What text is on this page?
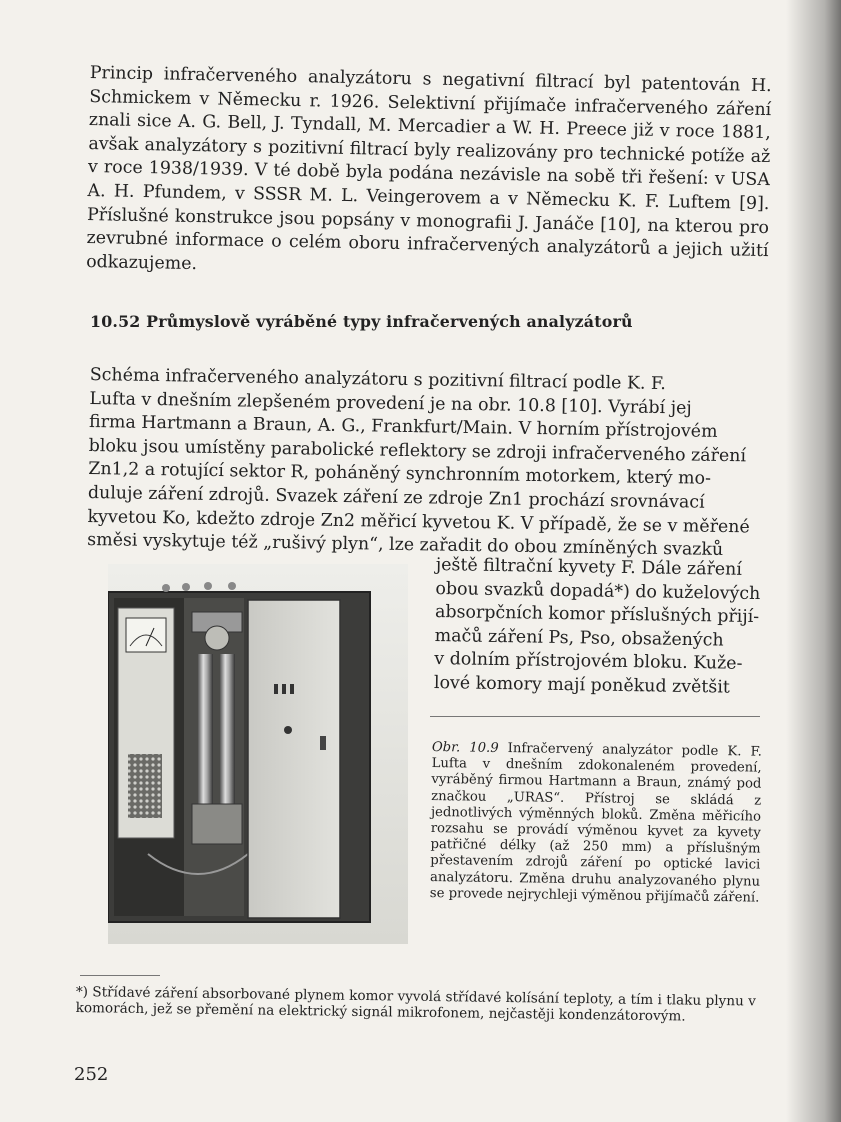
Princip infračerveného analyzátoru s negativní filtrací byl patentován H. Schmickem v Německu r. 1926. Selektivní přijímače infračerveného záření znali sice A. G. Bell, J. Tyndall, M. Mercadier a W. H. Preece již v roce 1881, avšak analyzátory s pozitivní filtrací byly realizovány pro technické potíže až v roce 1938/1939. V té době byla podána nezávisle na sobě tři řešení: v USA A. H. Pfundem, v SSSR M. L. Veingerovem a v Německu K. F. Luftem [9]. Příslušné konstrukce jsou popsány v monografii J. Janáče [10], na kterou pro zevrubné informace o celém oboru infračervených analyzátorů a jejich užití odkazujeme.

10.52 Průmyslově vyráběné typy infračervených analyzátorů

Schéma infračerveného analyzátoru s pozitivní filtrací podle K. F.
Lufta v dnešním zlepšeném provedení je na obr. 10.8 [10]. Vyrábí jej
firma Hartmann a Braun, A. G., Frankfurt/Main. V horním přístrojovém
bloku jsou umístěny parabolické reflektory se zdroji infračerveného záření
Zn1,2 a rotující sektor R, poháněný synchronním motorkem, který mo-
duluje záření zdrojů. Svazek záření ze zdroje Zn1 prochází srovnávací
kyvetou Ko, kdežto zdroje Zn2 měřicí kyvetou K. V případě, že se v měřené
směsi vyskytuje též „rušivý plyn“, lze zařadit do obou zmíněných svazků

ještě filtrační kyvety F. Dále záření
obou svazků dopadá*) do kuželových
absorpčních komor příslušných přijí-
mačů záření Ps, Pso, obsažených
v dolním přístrojovém bloku. Kuže-
lové komory mají poněkud zvětšit

Obr. 10.9 Infračervený analyzátor podle K. F. Lufta v dnešním zdokonaleném provedení, vyráběný firmou Hartmann a Braun, známý pod značkou „URAS“. Přístroj se skládá z jednotlivých výměnných bloků. Změna měřicího rozsahu se provádí výměnou kyvet za kyvety patřičné délky (až 250 mm) a příslušným přestavením zdrojů záření po optické lavici analyzátoru. Změna druhu analyzovaného plynu se provede nejrychleji výměnou přijímačů záření.

*) Střídavé záření absorbované plynem komor vyvolá střídavé kolísání teploty, a tím i tlaku plynu v komorách, jež se přemění na elektrický signál mikrofonem, nejčastěji kondenzátorovým.

252
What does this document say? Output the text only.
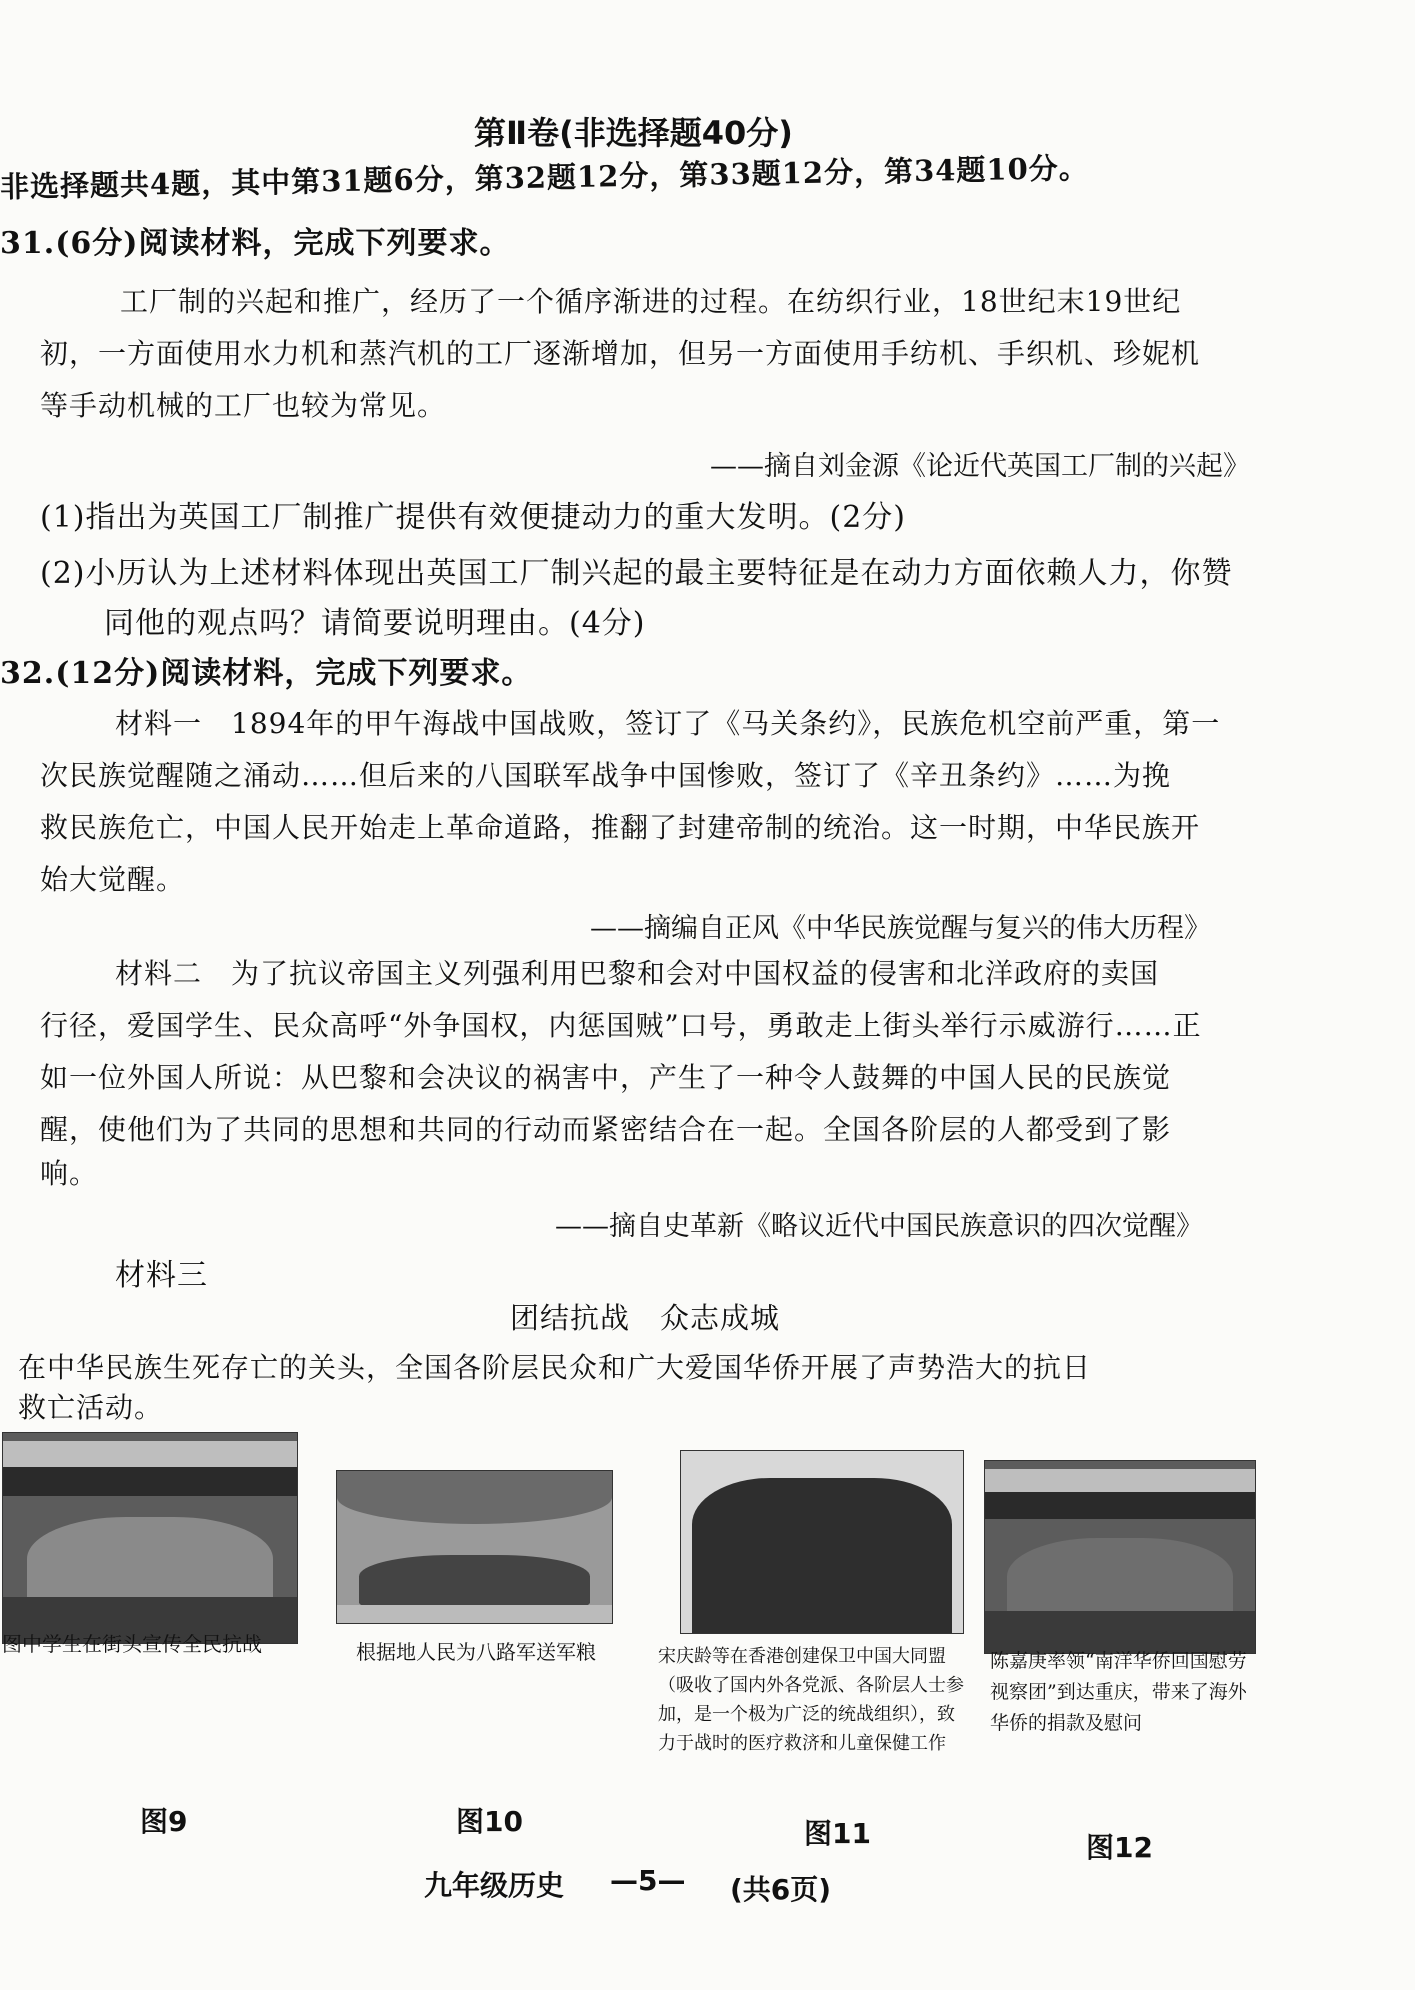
第Ⅱ卷(非选择题40分)
非选择题共4题，其中第31题6分，第32题12分，第33题12分，第34题10分。
31.(6分)阅读材料，完成下列要求。
工厂制的兴起和推广，经历了一个循序渐进的过程。在纺织行业，18世纪末19世纪
初，一方面使用水力机和蒸汽机的工厂逐渐增加，但另一方面使用手纺机、手织机、珍妮机
等手动机械的工厂也较为常见。
——摘自刘金源《论近代英国工厂制的兴起》
(1)指出为英国工厂制推广提供有效便捷动力的重大发明。(2分)
(2)小历认为上述材料体现出英国工厂制兴起的最主要特征是在动力方面依赖人力，你赞
同他的观点吗？请简要说明理由。(4分)
32.(12分)阅读材料，完成下列要求。
材料一　1894年的甲午海战中国战败，签订了《马关条约》，民族危机空前严重，第一
次民族觉醒随之涌动……但后来的八国联军战争中国惨败，签订了《辛丑条约》……为挽
救民族危亡，中国人民开始走上革命道路，推翻了封建帝制的统治。这一时期，中华民族开
始大觉醒。
——摘编自正风《中华民族觉醒与复兴的伟大历程》
材料二　为了抗议帝国主义列强利用巴黎和会对中国权益的侵害和北洋政府的卖国
行径，爱国学生、民众高呼“外争国权，内惩国贼”口号，勇敢走上街头举行示威游行……正
如一位外国人所说：从巴黎和会决议的祸害中，产生了一种令人鼓舞的中国人民的民族觉
醒，使他们为了共同的思想和共同的行动而紧密结合在一起。全国各阶层的人都受到了影
响。
——摘自史革新《略议近代中国民族意识的四次觉醒》
材料三
团结抗战　众志成城
在中华民族生死存亡的关头，全国各阶层民众和广大爱国华侨开展了声势浩大的抗日
救亡活动。
图中学生在街头宣传全民抗战	根据地人民为八路军送军粮	宋庆龄等在香港创建保卫中国大同盟（吸收了国内外各党派、各阶层人士参加，是一个极为广泛的统战组织），致力于战时的医疗救济和儿童保健工作
陈嘉庚率领“南洋华侨回国慰劳视察团”到达重庆，带来了海外华侨的捐款及慰问
图9	图10	图11	图12
九年级历史 —5— (共6页)
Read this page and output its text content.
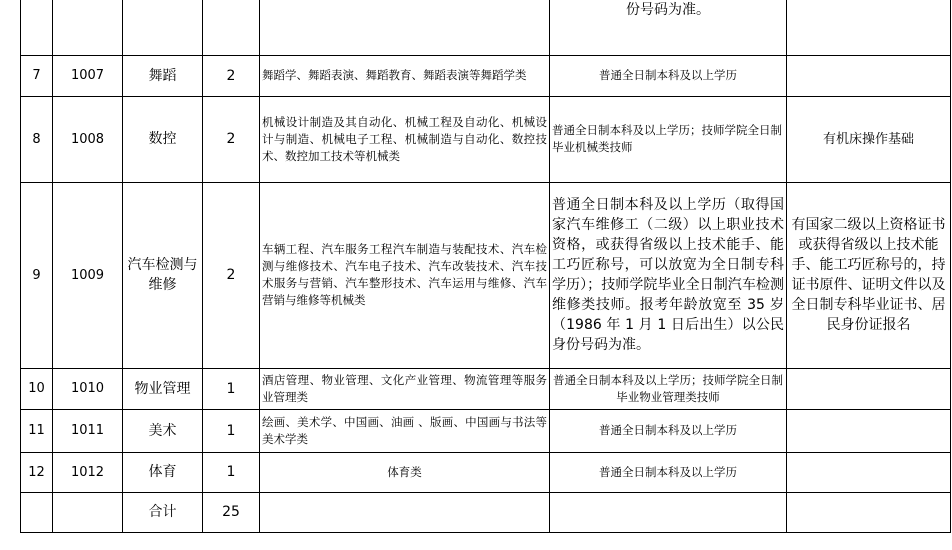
					份号码为准。	
7	1007	舞蹈	2	舞蹈学、舞蹈表演、舞蹈教育、舞蹈表演等舞蹈学类	普通全日制本科及以上学历	
8	1008	数控	2	机械设计制造及其自动化、机械工程及自动化、机械设计与制造、机械电子工程、机械制造与自动化、数控技术、数控加工技术等机械类	普通全日制本科及以上学历；技师学院全日制毕业机械类技师	有机床操作基础
9	1009	汽车检测与维修	2	车辆工程、汽车服务工程汽车制造与装配技术、汽车检测与维修技术、汽车电子技术、汽车改装技术、汽车技术服务与营销、汽车整形技术、汽车运用与维修、汽车营销与维修等机械类	普通全日制本科及以上学历（取得国家汽车维修工（二级）以上职业技术资格，或获得省级以上技术能手、能工巧匠称号，可以放宽为全日制专科学历）；技师学院毕业全日制汽车检测维修类技师。报考年龄放宽至 35 岁（1986 年 1 月 1 日后出生）以公民身份号码为准。	有国家二级以上资格证书或获得省级以上技术能手、能工巧匠称号的，持证书原件、证明文件以及全日制专科毕业证书、居民身份证报名
10	1010	物业管理	1	酒店管理、物业管理、文化产业管理、物流管理等服务业管理类	普通全日制本科及以上学历；技师学院全日制毕业物业管理类技师	
11	1011	美术	1	绘画、美术学、中国画、油画 、版画、中国画与书法等美术学类	普通全日制本科及以上学历	
12	1012	体育	1	体育类	普通全日制本科及以上学历	
		合计	25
———
• [Request] Write out the entries above verbatim; the pictures do not belong in your copy.

• [Solution to the exercise]
What text is on this page?
Princip infračerveného analyzátoru s negativní filtrací byl patentován H. Schmickem v Německu r. 1926. Selektivní přijímače infračerveného záření znali sice A. G. Bell, J. Tyndall, M. Mercadier a W. H. Preece již v roce 1881, avšak analyzátory s pozitivní filtrací byly realizovány pro technické potíže až v roce 1938/1939. V té době byla podána nezávisle na sobě tři řešení: v USA A. H. Pfundem, v SSSR M. L. Veingerovem a v Německu K. F. Luftem [9]. Příslušné konstrukce jsou popsány v monografii J. Janáče [10], na kterou pro zevrubné informace o celém oboru infračervených analyzátorů a jejich užití odkazujeme.

10.52 Průmyslově vyráběné typy infračervených analyzátorů

Schéma infračerveného analyzátoru s pozitivní filtrací podle K. F.
Lufta v dnešním zlepšeném provedení je na obr. 10.8 [10]. Vyrábí jej
firma Hartmann a Braun, A. G., Frankfurt/Main. V horním přístrojovém
bloku jsou umístěny parabolické reflektory se zdroji infračerveného záření
Zn1,2 a rotující sektor R, poháněný synchronním motorkem, který mo-
duluje záření zdrojů. Svazek záření ze zdroje Zn1 prochází srovnávací
kyvetou Ko, kdežto zdroje Zn2 měřicí kyvetou K. V případě, že se v měřené
směsi vyskytuje též „rušivý plyn“, lze zařadit do obou zmíněných svazků

ještě filtrační kyvety F. Dále záření
obou svazků dopadá*) do kuželových
absorpčních komor příslušných přijí-
mačů záření Ps, Pso, obsažených
v dolním přístrojovém bloku. Kuže-
lové komory mají poněkud zvětšit

Obr. 10.9 Infračervený analyzátor podle K. F. Lufta v dnešním zdokonaleném provedení, vyráběný firmou Hartmann a Braun, známý pod značkou „URAS“. Přístroj se skládá z jednotlivých výměnných bloků. Změna měřicího rozsahu se provádí výměnou kyvet za kyvety patřičné délky (až 250 mm) a příslušným přestavením zdrojů záření po optické lavici analyzátoru. Změna druhu analyzovaného plynu se provede nejrychleji výměnou přijímačů záření.

*) Střídavé záření absorbované plynem komor vyvolá střídavé kolísání teploty, a tím i tlaku plynu v komorách, jež se přemění na elektrický signál mikrofonem, nejčastěji kondenzátorovým.

252
What does this document say? Output the text only.
第Ⅱ卷(非选择题40分)
非选择题共4题，其中第31题6分，第32题12分，第33题12分，第34题10分。
31.(6分)阅读材料，完成下列要求。
工厂制的兴起和推广，经历了一个循序渐进的过程。在纺织行业，18世纪末19世纪
初，一方面使用水力机和蒸汽机的工厂逐渐增加，但另一方面使用手纺机、手织机、珍妮机
等手动机械的工厂也较为常见。
——摘自刘金源《论近代英国工厂制的兴起》
(1)指出为英国工厂制推广提供有效便捷动力的重大发明。(2分)
(2)小历认为上述材料体现出英国工厂制兴起的最主要特征是在动力方面依赖人力，你赞
同他的观点吗？请简要说明理由。(4分)
32.(12分)阅读材料，完成下列要求。
材料一　1894年的甲午海战中国战败，签订了《马关条约》，民族危机空前严重，第一
次民族觉醒随之涌动……但后来的八国联军战争中国惨败，签订了《辛丑条约》……为挽
救民族危亡，中国人民开始走上革命道路，推翻了封建帝制的统治。这一时期，中华民族开
始大觉醒。
——摘编自正风《中华民族觉醒与复兴的伟大历程》
材料二　为了抗议帝国主义列强利用巴黎和会对中国权益的侵害和北洋政府的卖国
行径，爱国学生、民众高呼“外争国权，内惩国贼”口号，勇敢走上街头举行示威游行……正
如一位外国人所说：从巴黎和会决议的祸害中，产生了一种令人鼓舞的中国人民的民族觉
醒，使他们为了共同的思想和共同的行动而紧密结合在一起。全国各阶层的人都受到了影
响。
——摘自史革新《略议近代中国民族意识的四次觉醒》
材料三
团结抗战　众志成城
在中华民族生死存亡的关头，全国各阶层民众和广大爱国华侨开展了声势浩大的抗日
救亡活动。
图中学生在街头宣传全民抗战	根据地人民为八路军送军粮	宋庆龄等在香港创建保卫中国大同盟（吸收了国内外各党派、各阶层人士参加，是一个极为广泛的统战组织），致力于战时的医疗救济和儿童保健工作
陈嘉庚率领“南洋华侨回国慰劳视察团”到达重庆，带来了海外华侨的捐款及慰问
图9	图10	图11	图12
九年级历史 —5— (共6页)
Read this page and output its text content.
					份号码为准。	
7	1007	舞蹈	2	舞蹈学、舞蹈表演、舞蹈教育、舞蹈表演等舞蹈学类	普通全日制本科及以上学历	
8	1008	数控	2	机械设计制造及其自动化、机械工程及自动化、机械设计与制造、机械电子工程、机械制造与自动化、数控技术、数控加工技术等机械类	普通全日制本科及以上学历；技师学院全日制毕业机械类技师	有机床操作基础
9	1009	汽车检测与维修	2	车辆工程、汽车服务工程汽车制造与装配技术、汽车检测与维修技术、汽车电子技术、汽车改装技术、汽车技术服务与营销、汽车整形技术、汽车运用与维修、汽车营销与维修等机械类	普通全日制本科及以上学历（取得国家汽车维修工（二级）以上职业技术资格，或获得省级以上技术能手、能工巧匠称号，可以放宽为全日制专科学历）；技师学院毕业全日制汽车检测维修类技师。报考年龄放宽至 35 岁（1986 年 1 月 1 日后出生）以公民身份号码为准。	有国家二级以上资格证书或获得省级以上技术能手、能工巧匠称号的，持证书原件、证明文件以及全日制专科毕业证书、居民身份证报名
10	1010	物业管理	1	酒店管理、物业管理、文化产业管理、物流管理等服务业管理类	普通全日制本科及以上学历；技师学院全日制毕业物业管理类技师	
11	1011	美术	1	绘画、美术学、中国画、油画 、版画、中国画与书法等美术学类	普通全日制本科及以上学历	
12	1012	体育	1	体育类	普通全日制本科及以上学历	
		合计	25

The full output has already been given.